## [Exercise]
In the listing below, locate the lines bearing the word "рельсам". Copy every one of them.

## [Data for this exercise]

-------

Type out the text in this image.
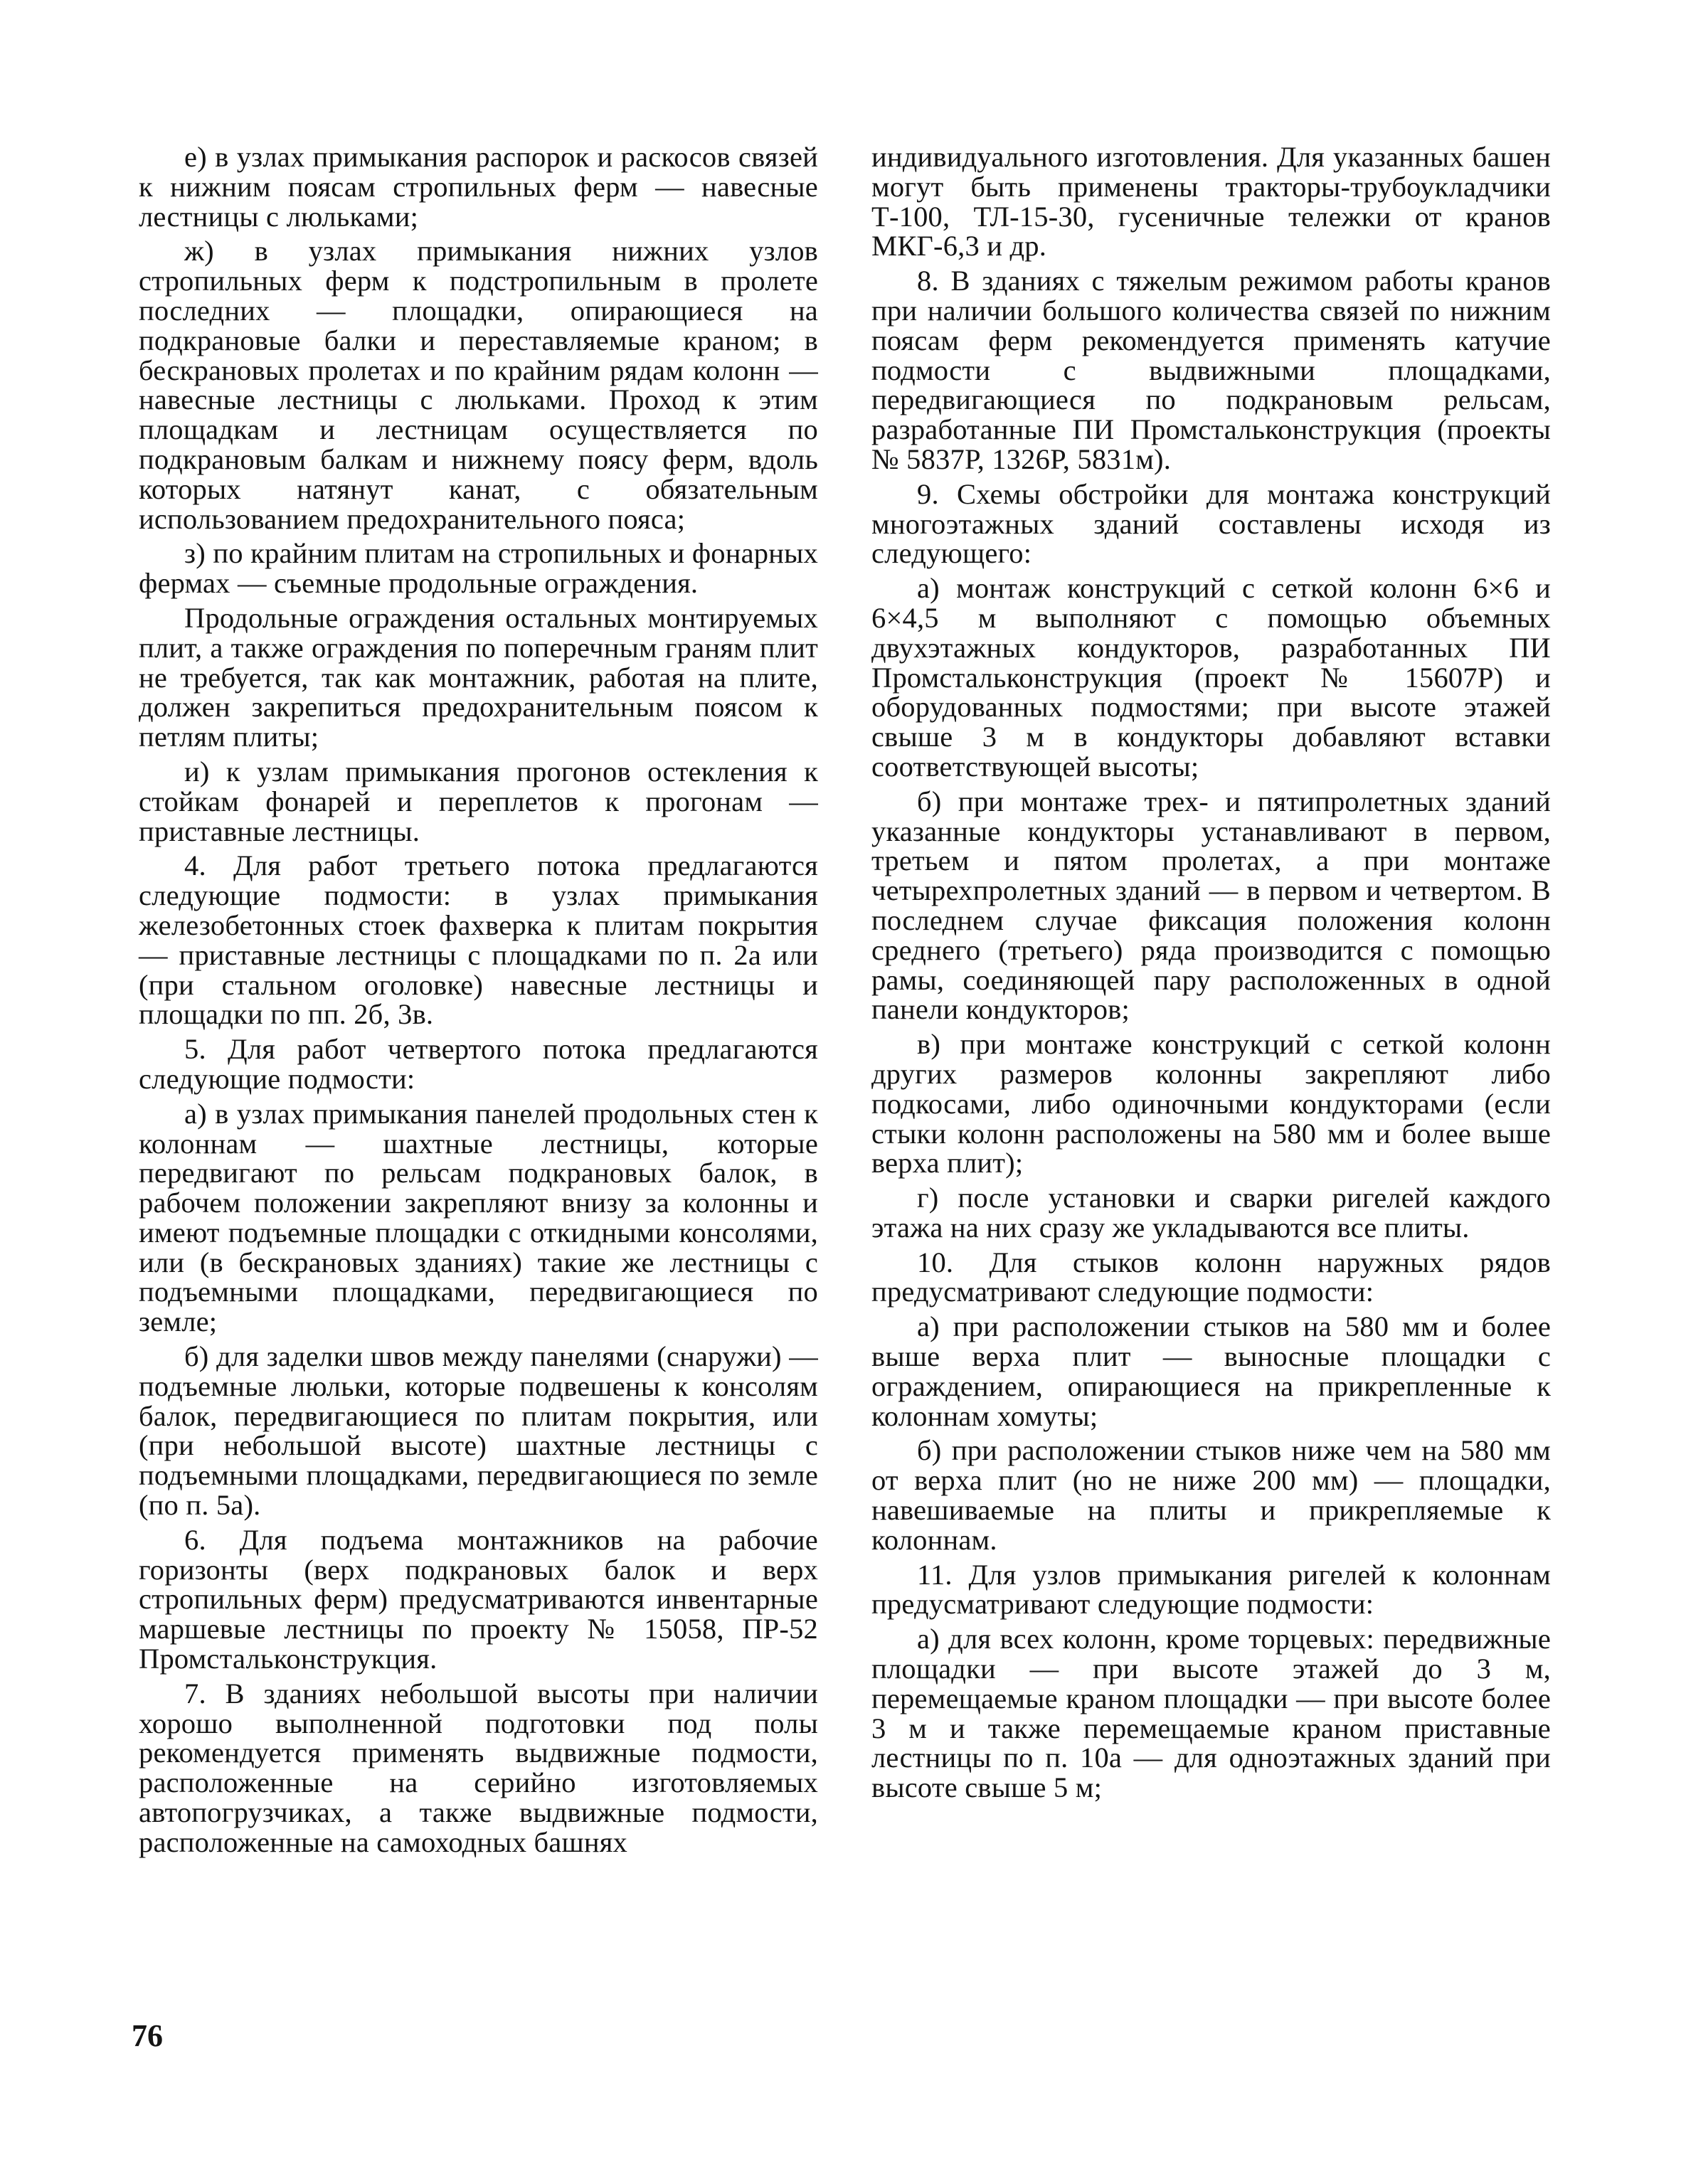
е) в узлах примыкания распорок и раскосов связей к нижним поясам стропильных ферм — навесные лестницы с люльками;

ж) в узлах примыкания нижних узлов стропильных ферм к подстропильным в пролете последних — площадки, опирающиеся на подкрановые балки и переставляемые краном; в бескрановых пролетах и по крайним рядам колонн — навесные лестницы с люльками. Проход к этим площадкам и лестницам осуществляется по подкрановым балкам и нижнему поясу ферм, вдоль которых натянут канат, с обязательным использованием предохранительного пояса;

з) по крайним плитам на стропильных и фонарных фермах — съемные продольные ограждения.

Продольные ограждения остальных монтируемых плит, а также ограждения по поперечным граням плит не требуется, так как монтажник, работая на плите, должен закрепиться предохранительным поясом к петлям плиты;

и) к узлам примыкания прогонов остекления к стойкам фонарей и переплетов к прогонам — приставные лестницы.

4. Для работ третьего потока предлагаются следующие подмости: в узлах примыкания железобетонных стоек фахверка к плитам покрытия — приставные лестницы с площадками по п. 2а или (при стальном оголовке) навесные лестницы и площадки по пп. 2б, 3в.

5. Для работ четвертого потока предлагаются следующие подмости:

а) в узлах примыкания панелей продольных стен к колоннам — шахтные лестницы, которые передвигают по рельсам подкрановых балок, в рабочем положении закрепляют внизу за колонны и имеют подъемные площадки с откидными консолями, или (в бескрановых зданиях) такие же лестницы с подъемными площадками, передвигающиеся по земле;

б) для заделки швов между панелями (снаружи) — подъемные люльки, которые подвешены к консолям балок, передвигающиеся по плитам покрытия, или (при небольшой высоте) шахтные лестницы с подъемными площадками, передвигающиеся по земле (по п. 5а).

6. Для подъема монтажников на рабочие горизонты (верх подкрановых балок и верх стропильных ферм) предусматриваются инвентарные маршевые лестницы по проекту № 15058, ПР-52 Промстальконструкция.

7. В зданиях небольшой высоты при наличии хорошо выполненной подготовки под полы рекомендуется применять выдвижные подмости, расположенные на серийно изготовляемых автопогрузчиках, а также выдвижные подмости, расположенные на самоходных башнях

индивидуального изготовления. Для указанных башен могут быть применены тракторы-трубоукладчики Т-100, ТЛ-15-30, гусеничные тележки от кранов МКГ-6,3 и др.

8. В зданиях с тяжелым режимом работы кранов при наличии большого количества связей по нижним поясам ферм рекомендуется применять катучие подмости с выдвижными площадками, передвигающиеся по подкрановым рельсам, разработанные ПИ Промстальконструкция (проекты № 5837Р, 1326Р, 5831м).

9. Схемы обстройки для монтажа конструкций многоэтажных зданий составлены исходя из следующего:

а) монтаж конструкций с сеткой колонн 6×6 и 6×4,5 м выполняют с помощью объемных двухэтажных кондукторов, разработанных ПИ Промстальконструкция (проект № 15607Р) и оборудованных подмостями; при высоте этажей свыше 3 м в кондукторы добавляют вставки соответствующей высоты;

б) при монтаже трех- и пятипролетных зданий указанные кондукторы устанавливают в первом, третьем и пятом пролетах, а при монтаже четырехпролетных зданий — в первом и четвертом. В последнем случае фиксация положения колонн среднего (третьего) ряда производится с помощью рамы, соединяющей пару расположенных в одной панели кондукторов;

в) при монтаже конструкций с сеткой колонн других размеров колонны закрепляют либо подкосами, либо одиночными кондукторами (если стыки колонн расположены на 580 мм и более выше верха плит);

г) после установки и сварки ригелей каждого этажа на них сразу же укладываются все плиты.

10. Для стыков колонн наружных рядов предусматривают следующие подмости:

а) при расположении стыков на 580 мм и более выше верха плит — выносные площадки с ограждением, опирающиеся на прикрепленные к колоннам хомуты;

б) при расположении стыков ниже чем на 580 мм от верха плит (но не ниже 200 мм) — площадки, навешиваемые на плиты и прикрепляемые к колоннам.

11. Для узлов примыкания ригелей к колоннам предусматривают следующие подмости:

а) для всех колонн, кроме торцевых: передвижные площадки — при высоте этажей до 3 м, перемещаемые краном площадки — при высоте более 3 м и также перемещаемые краном приставные лестницы по п. 10а — для одноэтажных зданий при высоте свыше 5 м;

76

-------

## [Exercise solution]
а) в узлах примыкания панелей продольных стен к колоннам — шахтные лестницы, которые передвигают по рельсам подкрановых балок, в рабочем положении закрепляют внизу за колонны и имеют подъемные площадки с откидными консолями, или (в бескрановых зданиях) такие же лестницы с подъемными площадками, передвигающиеся по земле;
8. В зданиях с тяжелым режимом работы кранов при наличии большого количества связей по нижним поясам ферм рекомендуется применять катучие подмости с выдвижными площадками, передвигающиеся по подкрановым рельсам, разработанные ПИ Промстальконструкция (проекты № 5837Р, 1326Р, 5831м).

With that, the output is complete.